→ Aim of the exercise: Copy the data exactly as it appears, and do not include any pictures.

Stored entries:
● ● ● ●
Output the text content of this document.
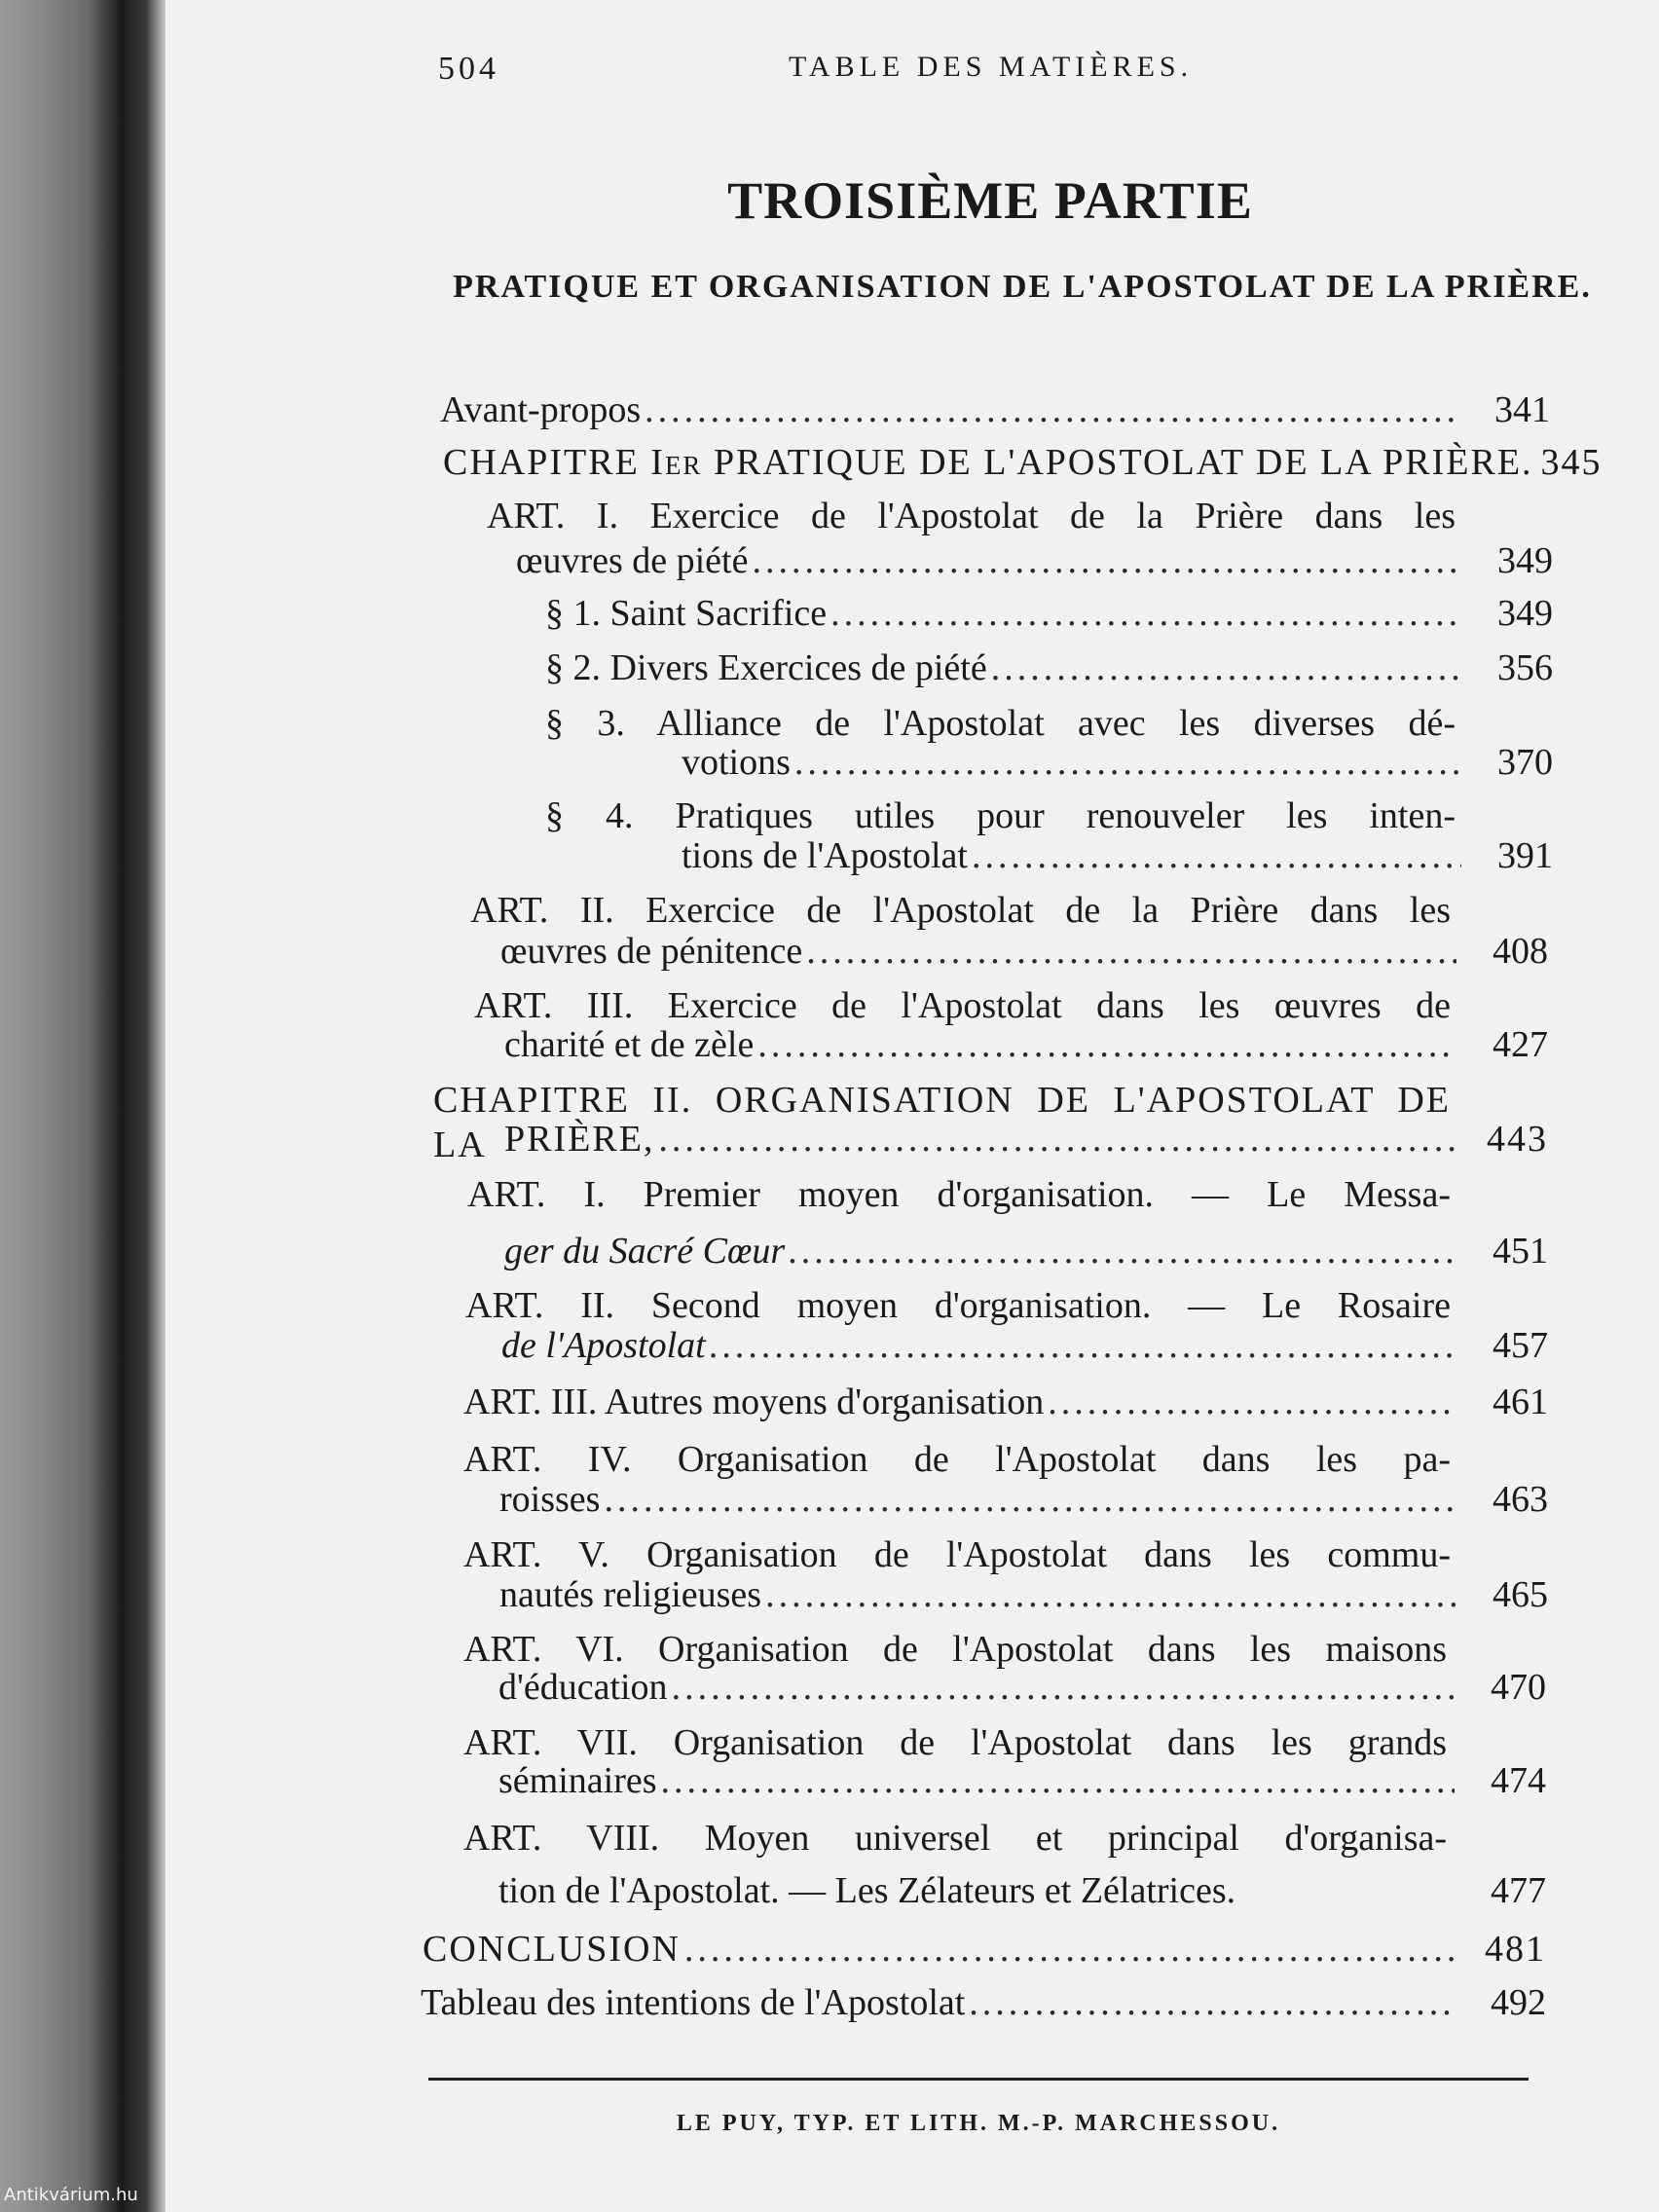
504	TABLE DES MATIÈRES.
TROISIÈME PARTIE
PRATIQUE ET ORGANISATION DE L'APOSTOLAT DE LA PRIÈRE.
Avant-propos .....	341
CHAPITRE Ier PRATIQUE DE L'APOSTOLAT DE LA PRIÈRE. 345
ART. I. Exercice de l'Apostolat de la Prière dans les
œuvres de piété .....	349
§ 1. Saint Sacrifice .....	349
§ 2. Divers Exercices de piété .....	356
§ 3. Alliance de l'Apostolat avec les diverses dé-
votions .....	370
§ 4. Pratiques utiles pour renouveler les inten-
tions de l'Apostolat .....	391
ART. II. Exercice de l'Apostolat de la Prière dans les
œuvres de pénitence .....	408
ART. III. Exercice de l'Apostolat dans les œuvres de
charité et de zèle .....	427
CHAPITRE II. ORGANISATION DE L'APOSTOLAT DE LA PRIÈRE, .....	443
ART. I. Premier moyen d'organisation. — Le Messa-
ger du Sacré Cœur .....	451
ART. II. Second moyen d'organisation. — Le Rosaire
de l'Apostolat .....	457
ART. III. Autres moyens d'organisation .....	461
ART. IV. Organisation de l'Apostolat dans les pa-
roisses .....	463
ART. V. Organisation de l'Apostolat dans les commu-
nautés religieuses .....	465
ART. VI. Organisation de l'Apostolat dans les maisons
d'éducation .....	470
ART. VII. Organisation de l'Apostolat dans les grands
séminaires .....	474
ART. VIII. Moyen universel et principal d'organisa-
tion de l'Apostolat. — Les Zélateurs et Zélatrices.	477
CONCLUSION .....	481
Tableau des intentions de l'Apostolat .....	492
LE PUY, TYP. ET LITH. M.-P. MARCHESSOU.
Antikvárium.hu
● ● ● ●
→ Exercise solution:
Output the text content of this document.
504	TABLE DES MATIÈRES.
TROISIÈME PARTIE
PRATIQUE ET ORGANISATION DE L'APOSTOLAT DE LA PRIÈRE.
Avant-propos .....	341
CHAPITRE Ier PRATIQUE DE L'APOSTOLAT DE LA PRIÈRE. 345
ART. I. Exercice de l'Apostolat de la Prière dans les
œuvres de piété .....	349
§ 1. Saint Sacrifice .....	349
§ 2. Divers Exercices de piété .....	356
§ 3. Alliance de l'Apostolat avec les diverses dé-
votions .....	370
§ 4. Pratiques utiles pour renouveler les inten-
tions de l'Apostolat .....	391
ART. II. Exercice de l'Apostolat de la Prière dans les
œuvres de pénitence .....	408
ART. III. Exercice de l'Apostolat dans les œuvres de
charité et de zèle .....	427
CHAPITRE II. ORGANISATION DE L'APOSTOLAT DE LA PRIÈRE, .....	443
ART. I. Premier moyen d'organisation. — Le Messa-
ger du Sacré Cœur .....	451
ART. II. Second moyen d'organisation. — Le Rosaire
de l'Apostolat .....	457
ART. III. Autres moyens d'organisation .....	461
ART. IV. Organisation de l'Apostolat dans les pa-
roisses .....	463
ART. V. Organisation de l'Apostolat dans les commu-
nautés religieuses .....	465
ART. VI. Organisation de l'Apostolat dans les maisons
d'éducation .....	470
ART. VII. Organisation de l'Apostolat dans les grands
séminaires .....	474
ART. VIII. Moyen universel et principal d'organisa-
tion de l'Apostolat. — Les Zélateurs et Zélatrices.	477
CONCLUSION .....	481
Tableau des intentions de l'Apostolat .....	492
LE PUY, TYP. ET LITH. M.-P. MARCHESSOU.
Antikvárium.hu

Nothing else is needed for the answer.